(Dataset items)
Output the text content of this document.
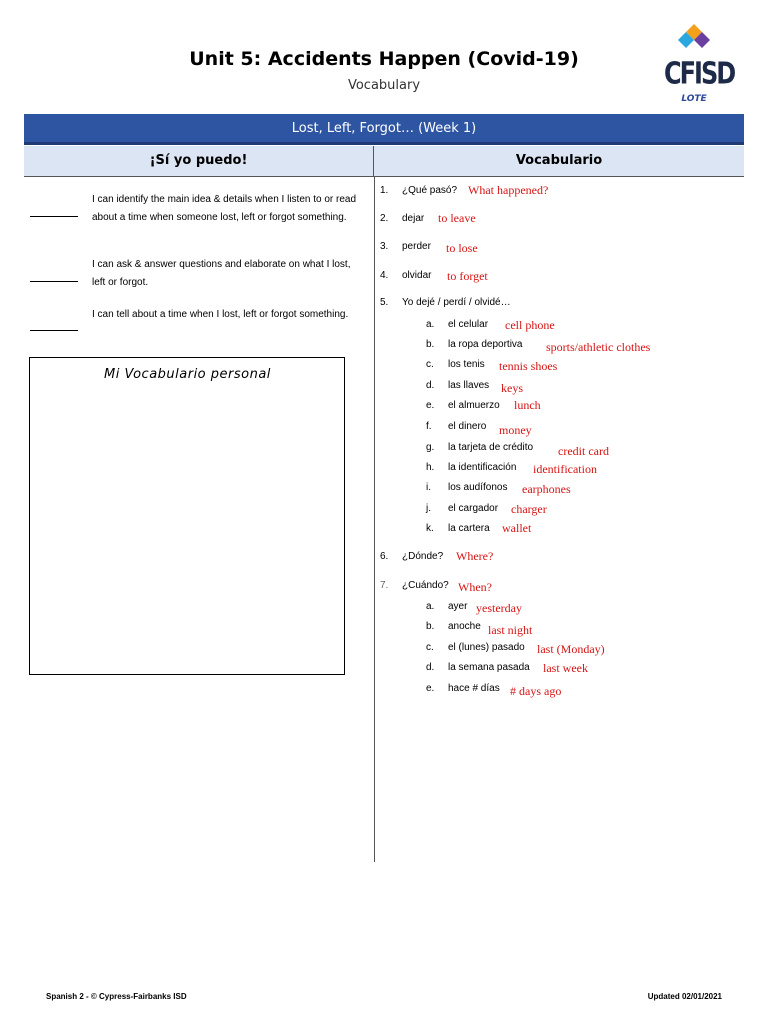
Unit 5: Accidents Happen (Covid-19)
Vocabulary	CFISD
LOTE
Lost, Left, Forgot… (Week 1)
¡Sí yo puedo!	Vocabulario
I can identify the main idea & details when I listen to or read about a time when someone lost, left or forgot something.
I can ask & answer questions and elaborate on what I lost, left or forgot.
I can tell about a time when I lost, left or forgot something.
Mi Vocabulario personal
1. ¿Qué pasó? What happened?
2. dejar to leave
3. perder to lose
4. olvidar to forget
5. Yo dejé / perdí / olvidé…
a. el celular cell phone
b. la ropa deportiva sports/athletic clothes
c. los tenis tennis shoes
d. las llaves keys
e. el almuerzo lunch
f. el dinero money
g. la tarjeta de crédito credit card
h. la identificación identification
i. los audífonos earphones
j. el cargador charger
k. la cartera wallet
6. ¿Dónde? Where?
7. ¿Cuándo? When?
a. ayer yesterday
b. anoche last night
c. el (lunes) pasado last (Monday)
d. la semana pasada last week
e. hace # días # days ago
Spanish 2 - © Cypress-Fairbanks ISD	Updated 02/01/2021
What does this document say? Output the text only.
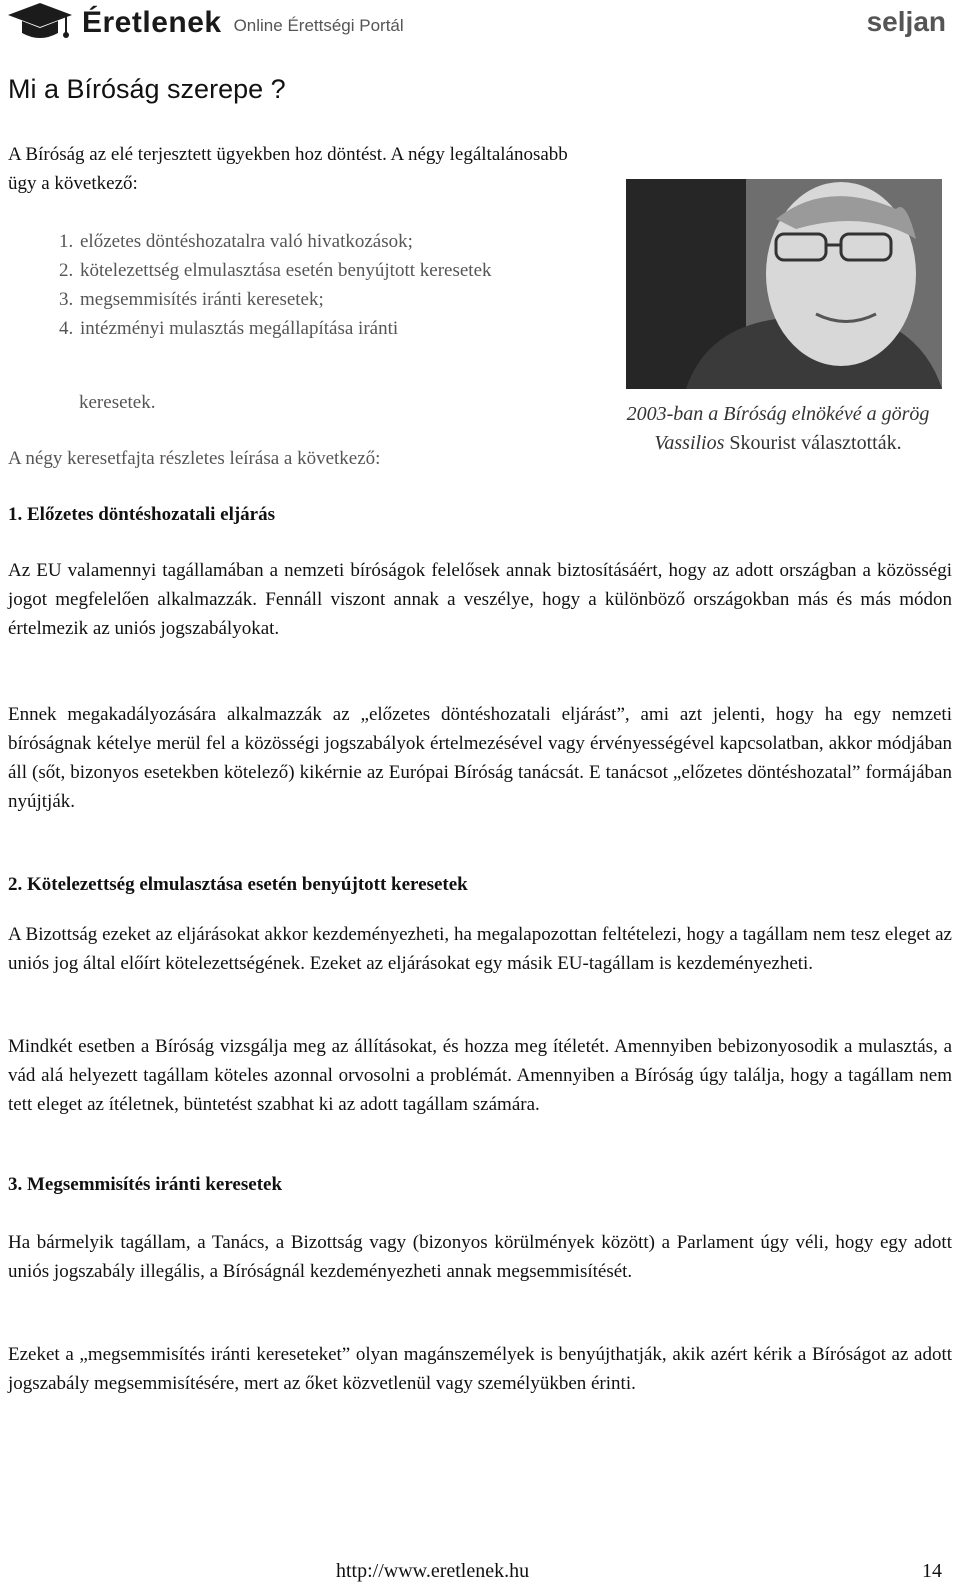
Éretlenek Online Érettségi Portál	seljan
Mi a Bíróság szerepe ?

A Bíróság az elé terjesztett ügyekben hoz döntést. A négy legáltalánosabb ügy a következő:

1. előzetes döntéshozatalra való hivatkozások;
2. kötelezettség elmulasztása esetén benyújtott keresetek
3. megsemmisítés iránti keresetek;
4. intézményi mulasztás megállapítása iránti

keresetek.

A négy keresetfajta részletes leírása a következő:

2003-ban a Bíróság elnökévé a görög Vassilios Skourist választották.

1. Előzetes döntéshozatali eljárás

Az EU valamennyi tagállamában a nemzeti bíróságok felelősek annak biztosításáért, hogy az adott országban a közösségi jogot megfelelően alkalmazzák. Fennáll viszont annak a veszélye, hogy a különböző országokban más és más módon értelmezik az uniós jogszabályokat.

Ennek megakadályozására alkalmazzák az „előzetes döntéshozatali eljárást”, ami azt jelenti, hogy ha egy nemzeti bíróságnak kételye merül fel a közösségi jogszabályok értelmezésével vagy érvényességével kapcsolatban, akkor módjában áll (sőt, bizonyos esetekben kötelező) kikérnie az Európai Bíróság tanácsát. E tanácsot „előzetes döntéshozatal” formájában nyújtják.

2. Kötelezettség elmulasztása esetén benyújtott keresetek

A Bizottság ezeket az eljárásokat akkor kezdeményezheti, ha megalapozottan feltételezi, hogy a tagállam nem tesz eleget az uniós jog által előírt kötelezettségének. Ezeket az eljárásokat egy másik EU-tagállam is kezdeményezheti.

Mindkét esetben a Bíróság vizsgálja meg az állításokat, és hozza meg ítéletét. Amennyiben bebizonyosodik a mulasztás, a vád alá helyezett tagállam köteles azonnal orvosolni a problémát. Amennyiben a Bíróság úgy találja, hogy a tagállam nem tett eleget az ítéletnek, büntetést szabhat ki az adott tagállam számára.

3. Megsemmisítés iránti keresetek

Ha bármelyik tagállam, a Tanács, a Bizottság vagy (bizonyos körülmények között) a Parlament úgy véli, hogy egy adott uniós jogszabály illegális, a Bíróságnál kezdeményezheti annak megsemmisítését.

Ezeket a „megsemmisítés iránti kereseteket” olyan magánszemélyek is benyújthatják, akik azért kérik a Bíróságot az adott jogszabály megsemmisítésére, mert az őket közvetlenül vagy személyükben érinti.

http://www.eretlenek.hu	14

**WORK INSTRUCTIONS**
Copy the material shown above in full and exactly. Skip the pictures.

**FULL RESPONSE**
Output the text content of this document.
Unit 5: Accidents Happen (Covid-19)
Vocabulary	CFISD
LOTE
Lost, Left, Forgot… (Week 1)
¡Sí yo puedo!	Vocabulario
I can identify the main idea & details when I listen to or read about a time when someone lost, left or forgot something.
I can ask & answer questions and elaborate on what I lost, left or forgot.
I can tell about a time when I lost, left or forgot something.
Mi Vocabulario personal
1. ¿Qué pasó? What happened?
2. dejar to leave
3. perder to lose
4. olvidar to forget
5. Yo dejé / perdí / olvidé…
a. el celular cell phone
b. la ropa deportiva sports/athletic clothes
c. los tenis tennis shoes
d. las llaves keys
e. el almuerzo lunch
f. el dinero money
g. la tarjeta de crédito credit card
h. la identificación identification
i. los audífonos earphones
j. el cargador charger
k. la cartera wallet
6. ¿Dónde? Where?
7. ¿Cuándo? When?
a. ayer yesterday
b. anoche last night
c. el (lunes) pasado last (Monday)
d. la semana pasada last week
e. hace # días # days ago
Spanish 2 - © Cypress-Fairbanks ISD	Updated 02/01/2021
What does this document say? Output the text only.
Éretlenek Online Érettségi Portál	seljan
Mi a Bíróság szerepe ?

A Bíróság az elé terjesztett ügyekben hoz döntést. A négy legáltalánosabb ügy a következő:

1. előzetes döntéshozatalra való hivatkozások;
2. kötelezettség elmulasztása esetén benyújtott keresetek
3. megsemmisítés iránti keresetek;
4. intézményi mulasztás megállapítása iránti

keresetek.

A négy keresetfajta részletes leírása a következő:

2003-ban a Bíróság elnökévé a görög Vassilios Skourist választották.

1. Előzetes döntéshozatali eljárás

Az EU valamennyi tagállamában a nemzeti bíróságok felelősek annak biztosításáért, hogy az adott országban a közösségi jogot megfelelően alkalmazzák. Fennáll viszont annak a veszélye, hogy a különböző országokban más és más módon értelmezik az uniós jogszabályokat.

Ennek megakadályozására alkalmazzák az „előzetes döntéshozatali eljárást”, ami azt jelenti, hogy ha egy nemzeti bíróságnak kételye merül fel a közösségi jogszabályok értelmezésével vagy érvényességével kapcsolatban, akkor módjában áll (sőt, bizonyos esetekben kötelező) kikérnie az Európai Bíróság tanácsát. E tanácsot „előzetes döntéshozatal” formájában nyújtják.

2. Kötelezettség elmulasztása esetén benyújtott keresetek

A Bizottság ezeket az eljárásokat akkor kezdeményezheti, ha megalapozottan feltételezi, hogy a tagállam nem tesz eleget az uniós jog által előírt kötelezettségének. Ezeket az eljárásokat egy másik EU-tagállam is kezdeményezheti.

Mindkét esetben a Bíróság vizsgálja meg az állításokat, és hozza meg ítéletét. Amennyiben bebizonyosodik a mulasztás, a vád alá helyezett tagállam köteles azonnal orvosolni a problémát. Amennyiben a Bíróság úgy találja, hogy a tagállam nem tett eleget az ítéletnek, büntetést szabhat ki az adott tagállam számára.

3. Megsemmisítés iránti keresetek

Ha bármelyik tagállam, a Tanács, a Bizottság vagy (bizonyos körülmények között) a Parlament úgy véli, hogy egy adott uniós jogszabály illegális, a Bíróságnál kezdeményezheti annak megsemmisítését.

Ezeket a „megsemmisítés iránti kereseteket” olyan magánszemélyek is benyújthatják, akik azért kérik a Bíróságot az adott jogszabály megsemmisítésére, mert az őket közvetlenül vagy személyükben érinti.

http://www.eretlenek.hu	14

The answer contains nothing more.